_SET TASK_: Below are records. Copy every line with "color" in it.

_DATA LINES_:
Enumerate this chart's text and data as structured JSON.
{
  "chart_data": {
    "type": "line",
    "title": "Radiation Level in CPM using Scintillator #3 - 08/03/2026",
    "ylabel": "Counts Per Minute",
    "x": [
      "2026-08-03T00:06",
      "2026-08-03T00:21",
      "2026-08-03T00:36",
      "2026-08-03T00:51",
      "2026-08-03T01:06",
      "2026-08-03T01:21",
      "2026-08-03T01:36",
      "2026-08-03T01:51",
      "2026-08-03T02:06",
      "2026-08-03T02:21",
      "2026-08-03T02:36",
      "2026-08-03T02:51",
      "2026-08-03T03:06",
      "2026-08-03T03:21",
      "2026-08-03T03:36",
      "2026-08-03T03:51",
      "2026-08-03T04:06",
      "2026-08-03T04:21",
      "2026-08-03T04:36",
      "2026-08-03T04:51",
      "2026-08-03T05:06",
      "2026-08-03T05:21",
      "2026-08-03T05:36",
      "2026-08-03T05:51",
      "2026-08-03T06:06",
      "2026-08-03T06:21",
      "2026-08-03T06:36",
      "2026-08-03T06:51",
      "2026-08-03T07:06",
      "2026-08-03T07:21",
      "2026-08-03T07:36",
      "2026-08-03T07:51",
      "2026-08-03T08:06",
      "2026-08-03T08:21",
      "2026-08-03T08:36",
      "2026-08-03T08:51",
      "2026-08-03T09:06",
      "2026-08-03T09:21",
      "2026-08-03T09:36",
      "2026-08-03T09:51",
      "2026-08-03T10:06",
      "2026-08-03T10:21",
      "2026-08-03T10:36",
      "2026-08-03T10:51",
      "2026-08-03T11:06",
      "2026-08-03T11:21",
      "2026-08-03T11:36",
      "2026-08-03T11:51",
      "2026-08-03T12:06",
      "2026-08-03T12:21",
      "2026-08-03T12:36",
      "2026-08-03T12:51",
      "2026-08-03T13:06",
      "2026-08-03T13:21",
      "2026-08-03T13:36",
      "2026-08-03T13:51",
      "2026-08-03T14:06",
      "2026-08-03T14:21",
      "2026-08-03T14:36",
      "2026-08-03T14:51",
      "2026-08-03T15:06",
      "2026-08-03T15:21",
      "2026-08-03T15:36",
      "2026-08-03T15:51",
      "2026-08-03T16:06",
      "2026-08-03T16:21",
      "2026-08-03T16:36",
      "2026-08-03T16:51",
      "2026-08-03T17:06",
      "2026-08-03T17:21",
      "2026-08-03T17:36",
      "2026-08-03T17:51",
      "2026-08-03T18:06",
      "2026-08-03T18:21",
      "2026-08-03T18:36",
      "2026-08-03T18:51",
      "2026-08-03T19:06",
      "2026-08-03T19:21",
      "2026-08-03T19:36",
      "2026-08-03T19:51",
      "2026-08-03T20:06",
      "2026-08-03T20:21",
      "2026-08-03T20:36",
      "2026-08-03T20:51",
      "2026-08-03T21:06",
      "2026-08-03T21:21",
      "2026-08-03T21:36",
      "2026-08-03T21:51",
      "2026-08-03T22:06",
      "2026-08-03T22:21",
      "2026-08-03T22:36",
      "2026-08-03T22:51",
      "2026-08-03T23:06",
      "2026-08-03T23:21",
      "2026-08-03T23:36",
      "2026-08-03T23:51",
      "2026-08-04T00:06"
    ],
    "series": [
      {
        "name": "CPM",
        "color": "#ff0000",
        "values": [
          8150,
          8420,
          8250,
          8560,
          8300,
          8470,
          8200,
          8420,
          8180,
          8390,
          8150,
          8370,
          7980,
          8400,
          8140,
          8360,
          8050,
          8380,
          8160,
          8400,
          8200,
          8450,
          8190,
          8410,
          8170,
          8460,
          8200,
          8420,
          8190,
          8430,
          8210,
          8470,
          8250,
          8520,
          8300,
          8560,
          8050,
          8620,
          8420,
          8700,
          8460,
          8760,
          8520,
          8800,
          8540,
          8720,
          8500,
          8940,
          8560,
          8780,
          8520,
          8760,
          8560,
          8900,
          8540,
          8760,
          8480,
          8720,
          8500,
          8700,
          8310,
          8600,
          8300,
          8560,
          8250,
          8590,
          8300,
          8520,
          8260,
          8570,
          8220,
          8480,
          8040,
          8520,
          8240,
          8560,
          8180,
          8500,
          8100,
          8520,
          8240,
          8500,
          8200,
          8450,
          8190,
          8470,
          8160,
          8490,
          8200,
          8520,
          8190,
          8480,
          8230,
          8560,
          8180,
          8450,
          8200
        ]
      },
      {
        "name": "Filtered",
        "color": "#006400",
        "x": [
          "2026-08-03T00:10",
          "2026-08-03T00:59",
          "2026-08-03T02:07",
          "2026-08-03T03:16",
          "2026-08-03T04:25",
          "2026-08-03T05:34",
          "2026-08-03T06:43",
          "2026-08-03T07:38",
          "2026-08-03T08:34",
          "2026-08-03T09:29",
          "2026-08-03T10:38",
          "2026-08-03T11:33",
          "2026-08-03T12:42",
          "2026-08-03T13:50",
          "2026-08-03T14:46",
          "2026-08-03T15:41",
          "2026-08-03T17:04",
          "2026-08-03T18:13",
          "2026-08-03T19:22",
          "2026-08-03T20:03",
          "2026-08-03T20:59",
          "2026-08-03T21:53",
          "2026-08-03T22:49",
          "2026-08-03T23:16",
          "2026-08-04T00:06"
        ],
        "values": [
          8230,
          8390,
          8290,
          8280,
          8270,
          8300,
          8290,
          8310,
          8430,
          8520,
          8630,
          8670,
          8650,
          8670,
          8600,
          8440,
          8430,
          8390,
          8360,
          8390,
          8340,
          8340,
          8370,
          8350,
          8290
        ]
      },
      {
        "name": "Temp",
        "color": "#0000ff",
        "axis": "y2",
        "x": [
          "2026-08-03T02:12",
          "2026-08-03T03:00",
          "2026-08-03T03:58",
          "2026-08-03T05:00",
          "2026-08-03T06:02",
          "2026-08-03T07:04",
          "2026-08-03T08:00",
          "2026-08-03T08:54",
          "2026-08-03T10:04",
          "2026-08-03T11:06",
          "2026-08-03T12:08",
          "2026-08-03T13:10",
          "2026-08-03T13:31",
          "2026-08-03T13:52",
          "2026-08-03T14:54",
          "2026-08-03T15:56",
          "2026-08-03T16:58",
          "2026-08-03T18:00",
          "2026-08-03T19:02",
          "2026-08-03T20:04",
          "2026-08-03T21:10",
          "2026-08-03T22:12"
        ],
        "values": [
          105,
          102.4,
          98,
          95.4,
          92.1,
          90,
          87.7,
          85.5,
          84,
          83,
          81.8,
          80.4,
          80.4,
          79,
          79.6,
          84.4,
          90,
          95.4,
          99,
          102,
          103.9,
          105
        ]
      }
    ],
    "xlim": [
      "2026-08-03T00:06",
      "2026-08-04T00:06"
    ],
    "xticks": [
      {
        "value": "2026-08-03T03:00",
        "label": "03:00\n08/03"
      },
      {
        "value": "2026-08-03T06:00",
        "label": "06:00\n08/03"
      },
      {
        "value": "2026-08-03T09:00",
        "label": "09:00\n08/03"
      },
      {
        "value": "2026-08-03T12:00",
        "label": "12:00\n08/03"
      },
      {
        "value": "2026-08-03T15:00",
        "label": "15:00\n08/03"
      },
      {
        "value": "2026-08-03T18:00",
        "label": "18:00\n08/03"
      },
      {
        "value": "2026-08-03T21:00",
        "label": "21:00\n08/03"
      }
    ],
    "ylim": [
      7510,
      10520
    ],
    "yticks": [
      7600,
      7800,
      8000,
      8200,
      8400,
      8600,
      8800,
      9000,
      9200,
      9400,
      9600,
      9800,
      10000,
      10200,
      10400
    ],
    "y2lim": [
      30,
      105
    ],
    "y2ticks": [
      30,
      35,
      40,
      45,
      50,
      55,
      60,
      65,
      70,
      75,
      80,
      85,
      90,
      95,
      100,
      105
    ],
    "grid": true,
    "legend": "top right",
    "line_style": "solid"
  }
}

_WRITTEN RESPONSE_:
        "color": "#ff0000",
        "color": "#006400",
        "color": "#0000ff",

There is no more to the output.